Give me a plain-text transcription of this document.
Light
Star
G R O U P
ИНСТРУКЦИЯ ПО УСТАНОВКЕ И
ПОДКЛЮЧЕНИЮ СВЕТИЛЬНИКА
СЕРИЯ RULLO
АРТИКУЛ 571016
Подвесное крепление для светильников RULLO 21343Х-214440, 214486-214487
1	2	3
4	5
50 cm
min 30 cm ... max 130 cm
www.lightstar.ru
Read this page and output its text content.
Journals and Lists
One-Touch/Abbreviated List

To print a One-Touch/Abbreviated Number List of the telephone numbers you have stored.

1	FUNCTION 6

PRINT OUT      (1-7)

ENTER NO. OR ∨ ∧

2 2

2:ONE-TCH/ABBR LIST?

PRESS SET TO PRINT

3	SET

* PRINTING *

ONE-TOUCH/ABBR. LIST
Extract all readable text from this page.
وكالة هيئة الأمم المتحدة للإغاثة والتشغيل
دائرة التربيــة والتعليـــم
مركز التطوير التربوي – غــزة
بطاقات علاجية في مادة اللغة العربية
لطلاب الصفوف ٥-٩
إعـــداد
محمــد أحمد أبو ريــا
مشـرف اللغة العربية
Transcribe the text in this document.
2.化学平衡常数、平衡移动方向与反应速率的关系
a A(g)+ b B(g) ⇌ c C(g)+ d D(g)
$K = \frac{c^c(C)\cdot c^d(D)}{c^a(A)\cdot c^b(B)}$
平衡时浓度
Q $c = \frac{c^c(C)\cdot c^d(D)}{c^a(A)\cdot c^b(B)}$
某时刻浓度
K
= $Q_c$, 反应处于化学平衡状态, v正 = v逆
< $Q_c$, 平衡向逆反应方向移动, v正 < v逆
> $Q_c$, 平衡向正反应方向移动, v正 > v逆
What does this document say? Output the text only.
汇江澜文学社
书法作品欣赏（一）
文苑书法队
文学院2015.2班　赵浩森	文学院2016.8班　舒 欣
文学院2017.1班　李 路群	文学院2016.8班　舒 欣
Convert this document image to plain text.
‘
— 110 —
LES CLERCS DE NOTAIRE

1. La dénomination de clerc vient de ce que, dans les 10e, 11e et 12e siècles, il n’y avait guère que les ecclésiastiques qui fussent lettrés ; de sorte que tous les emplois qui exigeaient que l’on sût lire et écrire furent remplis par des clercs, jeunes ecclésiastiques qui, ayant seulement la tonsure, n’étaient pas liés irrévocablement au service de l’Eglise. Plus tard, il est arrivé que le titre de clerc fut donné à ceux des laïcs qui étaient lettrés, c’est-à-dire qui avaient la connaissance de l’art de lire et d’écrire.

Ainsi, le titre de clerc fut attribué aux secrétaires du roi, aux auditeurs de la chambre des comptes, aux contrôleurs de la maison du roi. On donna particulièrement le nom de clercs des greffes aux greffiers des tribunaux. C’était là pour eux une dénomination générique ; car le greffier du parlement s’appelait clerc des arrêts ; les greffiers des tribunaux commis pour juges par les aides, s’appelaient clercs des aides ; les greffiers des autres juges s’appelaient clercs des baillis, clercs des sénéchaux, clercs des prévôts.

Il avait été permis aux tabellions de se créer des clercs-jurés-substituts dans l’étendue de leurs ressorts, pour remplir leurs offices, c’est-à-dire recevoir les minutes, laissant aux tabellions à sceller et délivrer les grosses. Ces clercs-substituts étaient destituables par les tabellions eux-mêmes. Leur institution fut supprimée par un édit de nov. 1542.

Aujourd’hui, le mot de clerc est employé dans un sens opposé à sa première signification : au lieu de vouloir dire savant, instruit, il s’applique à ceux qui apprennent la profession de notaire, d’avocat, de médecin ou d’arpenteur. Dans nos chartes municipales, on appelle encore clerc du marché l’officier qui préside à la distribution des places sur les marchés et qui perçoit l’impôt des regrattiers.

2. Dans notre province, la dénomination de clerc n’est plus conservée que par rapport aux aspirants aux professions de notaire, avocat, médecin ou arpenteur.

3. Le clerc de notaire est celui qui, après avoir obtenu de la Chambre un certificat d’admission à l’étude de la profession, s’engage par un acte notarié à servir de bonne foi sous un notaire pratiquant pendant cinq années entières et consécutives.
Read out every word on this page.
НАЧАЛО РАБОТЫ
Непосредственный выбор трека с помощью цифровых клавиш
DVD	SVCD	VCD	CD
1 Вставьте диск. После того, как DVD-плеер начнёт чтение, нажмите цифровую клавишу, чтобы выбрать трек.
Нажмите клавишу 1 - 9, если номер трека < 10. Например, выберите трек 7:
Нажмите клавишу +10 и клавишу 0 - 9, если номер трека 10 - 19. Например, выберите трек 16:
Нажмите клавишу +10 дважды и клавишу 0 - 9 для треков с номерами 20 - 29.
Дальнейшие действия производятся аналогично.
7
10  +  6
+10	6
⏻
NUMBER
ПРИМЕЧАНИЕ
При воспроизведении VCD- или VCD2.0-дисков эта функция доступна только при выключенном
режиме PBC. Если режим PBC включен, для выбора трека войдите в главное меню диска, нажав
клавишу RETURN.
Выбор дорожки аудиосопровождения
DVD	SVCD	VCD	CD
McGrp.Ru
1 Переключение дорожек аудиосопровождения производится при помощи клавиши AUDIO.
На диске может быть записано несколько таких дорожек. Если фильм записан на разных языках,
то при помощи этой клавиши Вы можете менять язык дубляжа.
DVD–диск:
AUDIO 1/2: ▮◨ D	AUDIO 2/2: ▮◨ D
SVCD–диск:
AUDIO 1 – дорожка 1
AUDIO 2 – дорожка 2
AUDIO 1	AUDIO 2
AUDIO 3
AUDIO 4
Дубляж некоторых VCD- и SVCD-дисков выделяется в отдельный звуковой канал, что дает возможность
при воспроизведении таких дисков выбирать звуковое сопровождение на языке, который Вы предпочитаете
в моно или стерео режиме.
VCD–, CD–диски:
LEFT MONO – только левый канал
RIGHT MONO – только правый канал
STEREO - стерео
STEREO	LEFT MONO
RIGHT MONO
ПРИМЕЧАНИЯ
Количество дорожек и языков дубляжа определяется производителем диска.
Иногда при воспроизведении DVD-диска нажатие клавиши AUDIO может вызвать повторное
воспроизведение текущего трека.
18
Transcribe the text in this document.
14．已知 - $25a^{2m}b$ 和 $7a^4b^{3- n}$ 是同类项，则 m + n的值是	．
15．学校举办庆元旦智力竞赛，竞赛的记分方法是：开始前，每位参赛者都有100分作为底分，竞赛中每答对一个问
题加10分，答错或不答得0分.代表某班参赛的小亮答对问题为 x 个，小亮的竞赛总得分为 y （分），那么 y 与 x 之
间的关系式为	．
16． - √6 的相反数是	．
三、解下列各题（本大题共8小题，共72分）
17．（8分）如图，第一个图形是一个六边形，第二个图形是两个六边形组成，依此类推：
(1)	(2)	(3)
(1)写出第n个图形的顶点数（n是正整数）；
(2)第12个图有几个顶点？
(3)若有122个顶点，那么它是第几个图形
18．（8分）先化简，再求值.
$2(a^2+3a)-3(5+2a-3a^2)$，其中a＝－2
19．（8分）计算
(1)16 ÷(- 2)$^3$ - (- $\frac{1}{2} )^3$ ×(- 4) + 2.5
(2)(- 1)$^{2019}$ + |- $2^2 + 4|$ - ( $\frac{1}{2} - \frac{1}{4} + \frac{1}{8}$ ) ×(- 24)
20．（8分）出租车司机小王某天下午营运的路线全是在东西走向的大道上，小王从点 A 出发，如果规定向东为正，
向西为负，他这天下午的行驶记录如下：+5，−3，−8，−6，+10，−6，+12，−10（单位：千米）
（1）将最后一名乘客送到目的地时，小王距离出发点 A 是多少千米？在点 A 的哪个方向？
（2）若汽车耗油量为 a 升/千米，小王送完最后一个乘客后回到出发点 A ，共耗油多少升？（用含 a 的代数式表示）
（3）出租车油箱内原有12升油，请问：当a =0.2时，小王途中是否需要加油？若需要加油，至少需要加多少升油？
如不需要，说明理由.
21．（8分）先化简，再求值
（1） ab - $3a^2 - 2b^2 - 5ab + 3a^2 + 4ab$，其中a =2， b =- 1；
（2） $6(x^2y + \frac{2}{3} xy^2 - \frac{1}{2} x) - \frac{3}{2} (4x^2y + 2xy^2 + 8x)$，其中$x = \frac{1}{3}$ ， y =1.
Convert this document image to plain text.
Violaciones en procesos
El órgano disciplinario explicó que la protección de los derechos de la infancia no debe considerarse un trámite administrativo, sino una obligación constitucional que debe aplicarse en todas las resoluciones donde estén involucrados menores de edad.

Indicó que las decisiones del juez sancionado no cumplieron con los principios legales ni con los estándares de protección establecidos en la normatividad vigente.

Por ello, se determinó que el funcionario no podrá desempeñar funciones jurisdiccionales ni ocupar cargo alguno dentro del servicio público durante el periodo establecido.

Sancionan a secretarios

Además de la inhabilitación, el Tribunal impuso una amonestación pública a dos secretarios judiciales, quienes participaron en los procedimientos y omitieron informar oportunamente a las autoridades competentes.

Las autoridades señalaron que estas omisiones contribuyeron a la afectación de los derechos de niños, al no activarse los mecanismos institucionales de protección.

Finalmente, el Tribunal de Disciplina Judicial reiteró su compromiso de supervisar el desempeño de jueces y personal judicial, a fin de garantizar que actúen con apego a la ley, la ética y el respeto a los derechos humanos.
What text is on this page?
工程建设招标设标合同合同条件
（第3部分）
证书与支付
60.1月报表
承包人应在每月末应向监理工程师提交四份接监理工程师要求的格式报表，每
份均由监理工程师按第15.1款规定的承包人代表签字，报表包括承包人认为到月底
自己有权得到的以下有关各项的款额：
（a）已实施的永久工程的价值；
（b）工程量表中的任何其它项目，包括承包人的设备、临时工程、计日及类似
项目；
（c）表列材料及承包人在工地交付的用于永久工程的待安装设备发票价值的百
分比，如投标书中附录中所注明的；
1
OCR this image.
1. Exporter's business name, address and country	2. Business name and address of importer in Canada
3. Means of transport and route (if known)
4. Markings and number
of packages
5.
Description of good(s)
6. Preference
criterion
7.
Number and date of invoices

--------------------------------

# PROBLEM TO WORK ON
Pick out the lines above containing the word "derechos", then copy them.

# PROBLEM SOLUTION
El órgano disciplinario explicó que la protección de los derechos de la infancia no debe considerarse un trámite administrativo, sino una obligación constitucional que debe aplicarse en todas las resoluciones donde estén involucrados menores de edad.
Las autoridades señalaron que estas omisiones contribuyeron a la afectación de los derechos de niños, al no activarse los mecanismos institucionales de protección.
Finalmente, el Tribunal de Disciplina Judicial reiteró su compromiso de supervisar el desempeño de jueces y personal judicial, a fin de garantizar que actúen con apego a la ley, la ética y el respeto a los derechos humanos.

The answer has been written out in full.